__Task to carry out__
Reproduce the data word for word, beginning with the line containing "What elements are" and ending with the line containing "candle-body — [1585, 625, 1592, 632]", both lines included. Leave the pictures out of your answer.

__Material__
****************************************
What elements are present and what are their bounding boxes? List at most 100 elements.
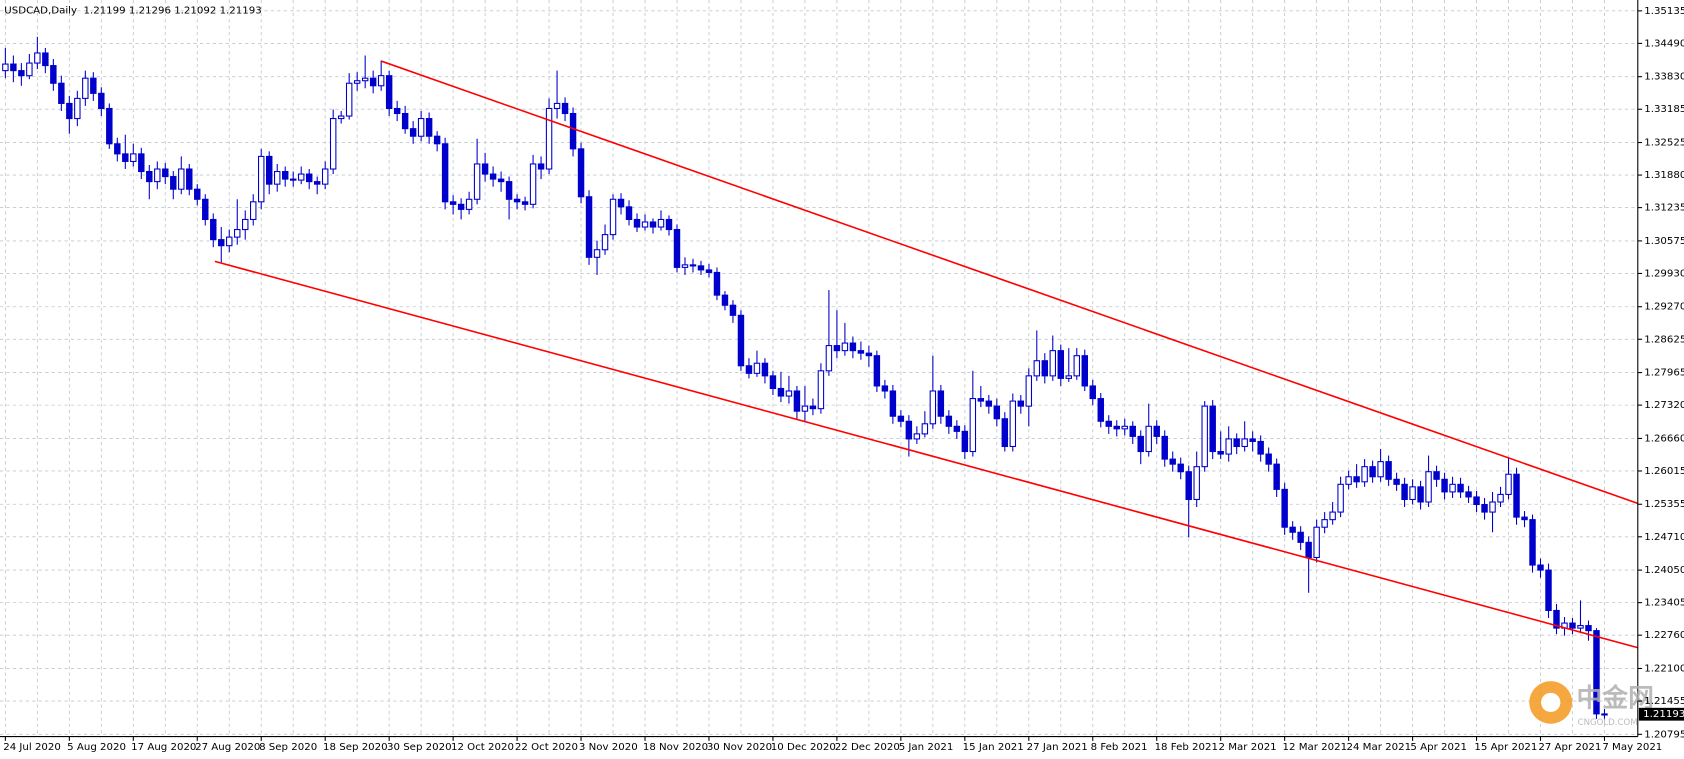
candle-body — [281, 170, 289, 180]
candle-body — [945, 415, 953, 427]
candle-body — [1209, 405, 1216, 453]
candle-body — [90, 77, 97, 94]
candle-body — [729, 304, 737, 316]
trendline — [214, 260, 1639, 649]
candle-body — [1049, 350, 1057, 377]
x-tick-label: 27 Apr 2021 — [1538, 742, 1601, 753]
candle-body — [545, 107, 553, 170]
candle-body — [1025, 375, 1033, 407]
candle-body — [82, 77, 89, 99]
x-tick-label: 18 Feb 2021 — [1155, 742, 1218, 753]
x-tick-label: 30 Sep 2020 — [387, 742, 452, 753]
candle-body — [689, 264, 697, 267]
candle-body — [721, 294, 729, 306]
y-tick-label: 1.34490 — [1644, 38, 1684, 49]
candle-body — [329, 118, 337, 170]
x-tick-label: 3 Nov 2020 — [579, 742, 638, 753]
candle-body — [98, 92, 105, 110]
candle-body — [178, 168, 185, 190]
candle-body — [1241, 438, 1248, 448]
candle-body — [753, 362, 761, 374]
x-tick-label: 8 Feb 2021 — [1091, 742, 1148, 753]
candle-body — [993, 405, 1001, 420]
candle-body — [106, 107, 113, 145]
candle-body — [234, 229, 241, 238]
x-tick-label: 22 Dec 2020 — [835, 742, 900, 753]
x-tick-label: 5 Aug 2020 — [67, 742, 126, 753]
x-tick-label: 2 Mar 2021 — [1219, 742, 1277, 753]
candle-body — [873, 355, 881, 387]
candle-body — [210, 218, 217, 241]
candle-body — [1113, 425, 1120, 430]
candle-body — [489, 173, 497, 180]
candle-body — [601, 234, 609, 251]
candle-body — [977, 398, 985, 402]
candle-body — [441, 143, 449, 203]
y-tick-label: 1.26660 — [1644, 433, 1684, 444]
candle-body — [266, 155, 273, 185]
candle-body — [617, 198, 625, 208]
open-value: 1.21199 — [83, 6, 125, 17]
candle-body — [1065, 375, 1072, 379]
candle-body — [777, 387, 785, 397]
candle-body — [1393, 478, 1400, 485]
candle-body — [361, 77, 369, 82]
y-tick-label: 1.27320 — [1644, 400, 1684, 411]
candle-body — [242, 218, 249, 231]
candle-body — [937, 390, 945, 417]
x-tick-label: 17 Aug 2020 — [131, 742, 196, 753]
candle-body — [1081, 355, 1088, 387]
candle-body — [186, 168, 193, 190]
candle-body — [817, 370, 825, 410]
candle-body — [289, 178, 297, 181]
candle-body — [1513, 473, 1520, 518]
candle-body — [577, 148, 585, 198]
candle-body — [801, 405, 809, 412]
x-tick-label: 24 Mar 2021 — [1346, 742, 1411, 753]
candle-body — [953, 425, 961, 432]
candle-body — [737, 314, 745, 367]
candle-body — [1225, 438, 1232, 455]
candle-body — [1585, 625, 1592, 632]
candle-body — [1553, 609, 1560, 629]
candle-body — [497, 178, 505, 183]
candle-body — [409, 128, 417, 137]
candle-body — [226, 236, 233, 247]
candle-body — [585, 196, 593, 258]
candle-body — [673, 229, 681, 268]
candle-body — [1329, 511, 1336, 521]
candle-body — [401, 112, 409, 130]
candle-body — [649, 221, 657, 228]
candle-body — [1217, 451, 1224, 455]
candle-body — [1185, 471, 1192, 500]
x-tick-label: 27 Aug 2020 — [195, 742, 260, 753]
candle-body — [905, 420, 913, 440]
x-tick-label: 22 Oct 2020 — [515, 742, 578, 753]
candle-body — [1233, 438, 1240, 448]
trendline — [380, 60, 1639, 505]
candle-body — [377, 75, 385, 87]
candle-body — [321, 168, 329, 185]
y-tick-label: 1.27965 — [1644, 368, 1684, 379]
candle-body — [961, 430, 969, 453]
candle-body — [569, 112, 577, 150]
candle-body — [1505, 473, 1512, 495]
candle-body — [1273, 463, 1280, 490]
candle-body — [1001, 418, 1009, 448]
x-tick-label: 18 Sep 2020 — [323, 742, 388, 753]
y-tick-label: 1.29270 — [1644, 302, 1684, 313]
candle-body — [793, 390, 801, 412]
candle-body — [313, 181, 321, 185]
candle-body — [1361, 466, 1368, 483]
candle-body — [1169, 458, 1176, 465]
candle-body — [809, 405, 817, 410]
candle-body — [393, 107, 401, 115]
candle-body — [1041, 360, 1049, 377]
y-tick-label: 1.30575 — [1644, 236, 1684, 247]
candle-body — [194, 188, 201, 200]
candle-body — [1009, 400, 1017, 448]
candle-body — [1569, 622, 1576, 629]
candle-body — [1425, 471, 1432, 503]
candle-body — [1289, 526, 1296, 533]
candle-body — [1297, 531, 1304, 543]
****************************************
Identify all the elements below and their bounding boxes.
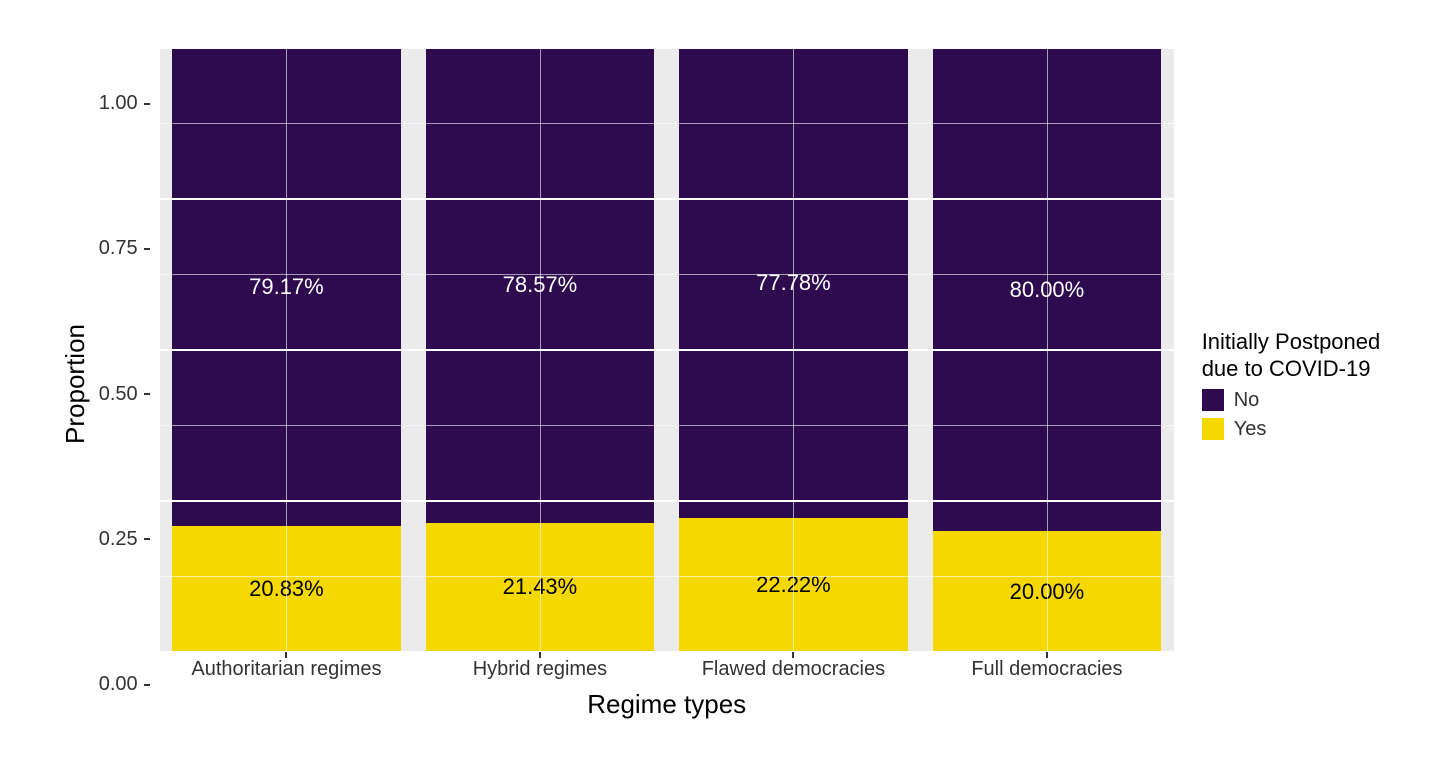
****************************************
__Answer to the problem__
What elements are present and what are their bounding boxes? List at most 100 elements.
candle-body — [281, 170, 289, 180]
candle-body — [945, 415, 953, 427]
candle-body — [1209, 405, 1216, 453]
candle-body — [90, 77, 97, 94]
candle-body — [729, 304, 737, 316]
trendline — [214, 260, 1639, 649]
candle-body — [1049, 350, 1057, 377]
x-tick-label: 27 Apr 2021 — [1538, 742, 1601, 753]
candle-body — [545, 107, 553, 170]
candle-body — [1025, 375, 1033, 407]
candle-body — [82, 77, 89, 99]
x-tick-label: 18 Feb 2021 — [1155, 742, 1218, 753]
x-tick-label: 30 Sep 2020 — [387, 742, 452, 753]
candle-body — [689, 264, 697, 267]
candle-body — [721, 294, 729, 306]
y-tick-label: 1.34490 — [1644, 38, 1684, 49]
candle-body — [329, 118, 337, 170]
x-tick-label: 3 Nov 2020 — [579, 742, 638, 753]
candle-body — [98, 92, 105, 110]
candle-body — [178, 168, 185, 190]
candle-body — [1241, 438, 1248, 448]
candle-body — [753, 362, 761, 374]
x-tick-label: 8 Feb 2021 — [1091, 742, 1148, 753]
candle-body — [993, 405, 1001, 420]
candle-body — [106, 107, 113, 145]
candle-body — [234, 229, 241, 238]
x-tick-label: 22 Dec 2020 — [835, 742, 900, 753]
x-tick-label: 5 Aug 2020 — [67, 742, 126, 753]
x-tick-label: 2 Mar 2021 — [1219, 742, 1277, 753]
candle-body — [873, 355, 881, 387]
candle-body — [210, 218, 217, 241]
candle-body — [1113, 425, 1120, 430]
candle-body — [489, 173, 497, 180]
candle-body — [601, 234, 609, 251]
candle-body — [977, 398, 985, 402]
candle-body — [441, 143, 449, 203]
y-tick-label: 1.26660 — [1644, 433, 1684, 444]
candle-body — [266, 155, 273, 185]
candle-body — [617, 198, 625, 208]
open-value: 1.21199 — [83, 6, 125, 17]
candle-body — [1065, 375, 1072, 379]
candle-body — [777, 387, 785, 397]
candle-body — [1393, 478, 1400, 485]
candle-body — [361, 77, 369, 82]
y-tick-label: 1.27320 — [1644, 400, 1684, 411]
candle-body — [242, 218, 249, 231]
candle-body — [937, 390, 945, 417]
x-tick-label: 17 Aug 2020 — [131, 742, 196, 753]
candle-body — [1081, 355, 1088, 387]
candle-body — [186, 168, 193, 190]
candle-body — [817, 370, 825, 410]
candle-body — [289, 178, 297, 181]
candle-body — [1513, 473, 1520, 518]
candle-body — [577, 148, 585, 198]
candle-body — [801, 405, 809, 412]
x-tick-label: 24 Mar 2021 — [1346, 742, 1411, 753]
candle-body — [953, 425, 961, 432]
candle-body — [737, 314, 745, 367]
candle-body — [1225, 438, 1232, 455]
candle-body — [1585, 625, 1592, 632]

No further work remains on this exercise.